■ **Material provided**:
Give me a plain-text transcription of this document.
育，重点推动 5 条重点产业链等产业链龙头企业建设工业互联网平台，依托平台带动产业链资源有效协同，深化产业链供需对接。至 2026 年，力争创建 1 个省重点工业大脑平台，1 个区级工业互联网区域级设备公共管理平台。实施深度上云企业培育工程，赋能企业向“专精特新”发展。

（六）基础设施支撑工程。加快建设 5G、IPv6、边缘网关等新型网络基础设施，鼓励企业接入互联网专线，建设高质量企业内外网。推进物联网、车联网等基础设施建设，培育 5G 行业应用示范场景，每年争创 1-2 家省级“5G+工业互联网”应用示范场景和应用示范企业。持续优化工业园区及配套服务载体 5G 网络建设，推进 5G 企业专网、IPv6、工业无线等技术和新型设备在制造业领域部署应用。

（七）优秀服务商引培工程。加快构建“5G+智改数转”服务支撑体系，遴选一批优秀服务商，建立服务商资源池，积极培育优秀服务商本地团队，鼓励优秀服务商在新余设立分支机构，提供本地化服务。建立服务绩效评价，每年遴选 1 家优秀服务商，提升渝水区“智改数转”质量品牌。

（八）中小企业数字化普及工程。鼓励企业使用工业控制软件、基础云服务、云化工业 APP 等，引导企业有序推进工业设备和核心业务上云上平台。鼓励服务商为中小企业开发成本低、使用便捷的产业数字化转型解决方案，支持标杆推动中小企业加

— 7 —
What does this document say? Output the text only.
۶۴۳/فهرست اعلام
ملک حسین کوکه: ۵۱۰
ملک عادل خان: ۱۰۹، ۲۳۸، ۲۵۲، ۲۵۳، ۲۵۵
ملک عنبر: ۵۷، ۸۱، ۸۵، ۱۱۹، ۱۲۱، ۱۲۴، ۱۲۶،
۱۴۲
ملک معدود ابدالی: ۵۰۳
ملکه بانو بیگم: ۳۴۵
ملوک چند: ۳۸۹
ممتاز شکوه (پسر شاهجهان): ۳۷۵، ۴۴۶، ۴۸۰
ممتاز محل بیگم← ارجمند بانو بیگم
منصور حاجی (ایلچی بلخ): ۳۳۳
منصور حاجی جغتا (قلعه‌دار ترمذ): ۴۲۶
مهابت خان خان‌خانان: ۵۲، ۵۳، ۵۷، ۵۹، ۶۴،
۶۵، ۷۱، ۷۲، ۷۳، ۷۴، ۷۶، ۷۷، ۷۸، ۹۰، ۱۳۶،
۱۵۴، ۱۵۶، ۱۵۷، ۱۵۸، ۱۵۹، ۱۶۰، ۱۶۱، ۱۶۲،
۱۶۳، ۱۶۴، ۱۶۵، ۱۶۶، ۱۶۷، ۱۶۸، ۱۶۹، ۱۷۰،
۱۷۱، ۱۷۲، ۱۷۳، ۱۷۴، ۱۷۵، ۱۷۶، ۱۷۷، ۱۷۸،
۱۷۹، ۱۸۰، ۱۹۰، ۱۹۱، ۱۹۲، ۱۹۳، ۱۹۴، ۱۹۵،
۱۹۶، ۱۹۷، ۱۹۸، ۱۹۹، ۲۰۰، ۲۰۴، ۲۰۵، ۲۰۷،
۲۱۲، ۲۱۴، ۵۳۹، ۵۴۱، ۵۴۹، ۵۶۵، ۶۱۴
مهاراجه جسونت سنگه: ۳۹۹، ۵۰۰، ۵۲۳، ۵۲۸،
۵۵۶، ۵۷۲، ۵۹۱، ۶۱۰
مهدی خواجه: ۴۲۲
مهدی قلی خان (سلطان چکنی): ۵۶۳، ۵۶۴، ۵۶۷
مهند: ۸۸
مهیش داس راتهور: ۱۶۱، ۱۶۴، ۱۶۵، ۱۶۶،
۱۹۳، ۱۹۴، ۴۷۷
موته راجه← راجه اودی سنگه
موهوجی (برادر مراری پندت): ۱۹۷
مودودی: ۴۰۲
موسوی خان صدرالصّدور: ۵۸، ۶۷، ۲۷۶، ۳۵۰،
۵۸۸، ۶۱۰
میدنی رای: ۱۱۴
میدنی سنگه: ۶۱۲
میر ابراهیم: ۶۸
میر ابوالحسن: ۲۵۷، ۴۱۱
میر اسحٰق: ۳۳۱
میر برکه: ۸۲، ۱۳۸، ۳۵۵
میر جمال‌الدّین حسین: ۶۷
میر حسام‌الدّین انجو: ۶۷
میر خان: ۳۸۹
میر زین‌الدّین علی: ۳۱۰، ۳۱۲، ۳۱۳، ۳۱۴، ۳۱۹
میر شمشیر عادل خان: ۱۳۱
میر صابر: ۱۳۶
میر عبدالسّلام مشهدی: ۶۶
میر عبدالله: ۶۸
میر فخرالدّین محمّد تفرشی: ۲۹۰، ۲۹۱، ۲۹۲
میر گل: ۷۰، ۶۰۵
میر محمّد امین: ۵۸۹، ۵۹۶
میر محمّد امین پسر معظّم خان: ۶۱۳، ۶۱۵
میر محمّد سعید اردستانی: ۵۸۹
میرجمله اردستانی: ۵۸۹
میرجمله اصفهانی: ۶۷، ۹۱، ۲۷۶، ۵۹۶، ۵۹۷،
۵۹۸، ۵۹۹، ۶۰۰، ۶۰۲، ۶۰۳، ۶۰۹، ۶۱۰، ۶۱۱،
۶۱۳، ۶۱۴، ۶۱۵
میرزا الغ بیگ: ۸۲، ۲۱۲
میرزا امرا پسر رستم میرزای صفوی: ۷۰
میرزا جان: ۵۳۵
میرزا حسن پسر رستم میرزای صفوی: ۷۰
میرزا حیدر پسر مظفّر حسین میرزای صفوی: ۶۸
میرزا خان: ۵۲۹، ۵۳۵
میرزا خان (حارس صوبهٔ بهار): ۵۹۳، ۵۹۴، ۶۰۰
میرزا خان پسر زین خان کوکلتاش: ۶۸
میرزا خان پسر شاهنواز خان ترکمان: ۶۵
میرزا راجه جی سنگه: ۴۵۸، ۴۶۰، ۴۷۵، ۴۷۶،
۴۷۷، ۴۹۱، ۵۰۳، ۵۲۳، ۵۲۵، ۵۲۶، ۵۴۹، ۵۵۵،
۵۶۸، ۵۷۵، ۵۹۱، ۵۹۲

■ **Requirement**: Restate every entry word for word.

■ **Expected answer**:
Give me a plain-text transcription of this document.
育，重点推动 5 条重点产业链等产业链龙头企业建设工业互联网平台，依托平台带动产业链资源有效协同，深化产业链供需对接。至 2026 年，力争创建 1 个省重点工业大脑平台，1 个区级工业互联网区域级设备公共管理平台。实施深度上云企业培育工程，赋能企业向“专精特新”发展。

（六）基础设施支撑工程。加快建设 5G、IPv6、边缘网关等新型网络基础设施，鼓励企业接入互联网专线，建设高质量企业内外网。推进物联网、车联网等基础设施建设，培育 5G 行业应用示范场景，每年争创 1-2 家省级“5G+工业互联网”应用示范场景和应用示范企业。持续优化工业园区及配套服务载体 5G 网络建设，推进 5G 企业专网、IPv6、工业无线等技术和新型设备在制造业领域部署应用。

（七）优秀服务商引培工程。加快构建“5G+智改数转”服务支撑体系，遴选一批优秀服务商，建立服务商资源池，积极培育优秀服务商本地团队，鼓励优秀服务商在新余设立分支机构，提供本地化服务。建立服务绩效评价，每年遴选 1 家优秀服务商，提升渝水区“智改数转”质量品牌。

（八）中小企业数字化普及工程。鼓励企业使用工业控制软件、基础云服务、云化工业 APP 等，引导企业有序推进工业设备和核心业务上云上平台。鼓励服务商为中小企业开发成本低、使用便捷的产业数字化转型解决方案，支持标杆推动中小企业加

— 7 —
What does this document say? Output the text only.
۶۴۳/فهرست اعلام
ملک حسین کوکه: ۵۱۰
ملک عادل خان: ۱۰۹، ۲۳۸، ۲۵۲، ۲۵۳، ۲۵۵
ملک عنبر: ۵۷، ۸۱، ۸۵، ۱۱۹، ۱۲۱، ۱۲۴، ۱۲۶،
۱۴۲
ملک معدود ابدالی: ۵۰۳
ملکه بانو بیگم: ۳۴۵
ملوک چند: ۳۸۹
ممتاز شکوه (پسر شاهجهان): ۳۷۵، ۴۴۶، ۴۸۰
ممتاز محل بیگم← ارجمند بانو بیگم
منصور حاجی (ایلچی بلخ): ۳۳۳
منصور حاجی جغتا (قلعه‌دار ترمذ): ۴۲۶
مهابت خان خان‌خانان: ۵۲، ۵۳، ۵۷، ۵۹، ۶۴،
۶۵، ۷۱، ۷۲، ۷۳، ۷۴، ۷۶، ۷۷، ۷۸، ۹۰، ۱۳۶،
۱۵۴، ۱۵۶، ۱۵۷، ۱۵۸، ۱۵۹، ۱۶۰، ۱۶۱، ۱۶۲،
۱۶۳، ۱۶۴، ۱۶۵، ۱۶۶، ۱۶۷، ۱۶۸، ۱۶۹، ۱۷۰،
۱۷۱، ۱۷۲، ۱۷۳، ۱۷۴، ۱۷۵، ۱۷۶، ۱۷۷، ۱۷۸،
۱۷۹، ۱۸۰، ۱۹۰، ۱۹۱، ۱۹۲، ۱۹۳، ۱۹۴، ۱۹۵،
۱۹۶، ۱۹۷، ۱۹۸، ۱۹۹، ۲۰۰، ۲۰۴، ۲۰۵، ۲۰۷،
۲۱۲، ۲۱۴، ۵۳۹، ۵۴۱، ۵۴۹، ۵۶۵، ۶۱۴
مهاراجه جسونت سنگه: ۳۹۹، ۵۰۰، ۵۲۳، ۵۲۸،
۵۵۶، ۵۷۲، ۵۹۱، ۶۱۰
مهدی خواجه: ۴۲۲
مهدی قلی خان (سلطان چکنی): ۵۶۳، ۵۶۴، ۵۶۷
مهند: ۸۸
مهیش داس راتهور: ۱۶۱، ۱۶۴، ۱۶۵، ۱۶۶،
۱۹۳، ۱۹۴، ۴۷۷
موته راجه← راجه اودی سنگه
موهوجی (برادر مراری پندت): ۱۹۷
مودودی: ۴۰۲
موسوی خان صدرالصّدور: ۵۸، ۶۷، ۲۷۶، ۳۵۰،
۵۸۸، ۶۱۰
میدنی رای: ۱۱۴
میدنی سنگه: ۶۱۲
میر ابراهیم: ۶۸
میر ابوالحسن: ۲۵۷، ۴۱۱
میر اسحٰق: ۳۳۱
میر برکه: ۸۲، ۱۳۸، ۳۵۵
میر جمال‌الدّین حسین: ۶۷
میر حسام‌الدّین انجو: ۶۷
میر خان: ۳۸۹
میر زین‌الدّین علی: ۳۱۰، ۳۱۲، ۳۱۳، ۳۱۴، ۳۱۹
میر شمشیر عادل خان: ۱۳۱
میر صابر: ۱۳۶
میر عبدالسّلام مشهدی: ۶۶
میر عبدالله: ۶۸
میر فخرالدّین محمّد تفرشی: ۲۹۰، ۲۹۱، ۲۹۲
میر گل: ۷۰، ۶۰۵
میر محمّد امین: ۵۸۹، ۵۹۶
میر محمّد امین پسر معظّم خان: ۶۱۳، ۶۱۵
میر محمّد سعید اردستانی: ۵۸۹
میرجمله اردستانی: ۵۸۹
میرجمله اصفهانی: ۶۷، ۹۱، ۲۷۶، ۵۹۶، ۵۹۷،
۵۹۸، ۵۹۹، ۶۰۰، ۶۰۲، ۶۰۳، ۶۰۹، ۶۱۰، ۶۱۱،
۶۱۳، ۶۱۴، ۶۱۵
میرزا الغ بیگ: ۸۲، ۲۱۲
میرزا امرا پسر رستم میرزای صفوی: ۷۰
میرزا جان: ۵۳۵
میرزا حسن پسر رستم میرزای صفوی: ۷۰
میرزا حیدر پسر مظفّر حسین میرزای صفوی: ۶۸
میرزا خان: ۵۲۹، ۵۳۵
میرزا خان (حارس صوبهٔ بهار): ۵۹۳، ۵۹۴، ۶۰۰
میرزا خان پسر زین خان کوکلتاش: ۶۸
میرزا خان پسر شاهنواز خان ترکمان: ۶۵
میرزا راجه جی سنگه: ۴۵۸، ۴۶۰، ۴۷۵، ۴۷۶،
۴۷۷، ۴۹۱، ۵۰۳، ۵۲۳، ۵۲۵، ۵۲۶، ۵۴۹، ۵۵۵،
۵۶۸، ۵۷۵، ۵۹۱، ۵۹۲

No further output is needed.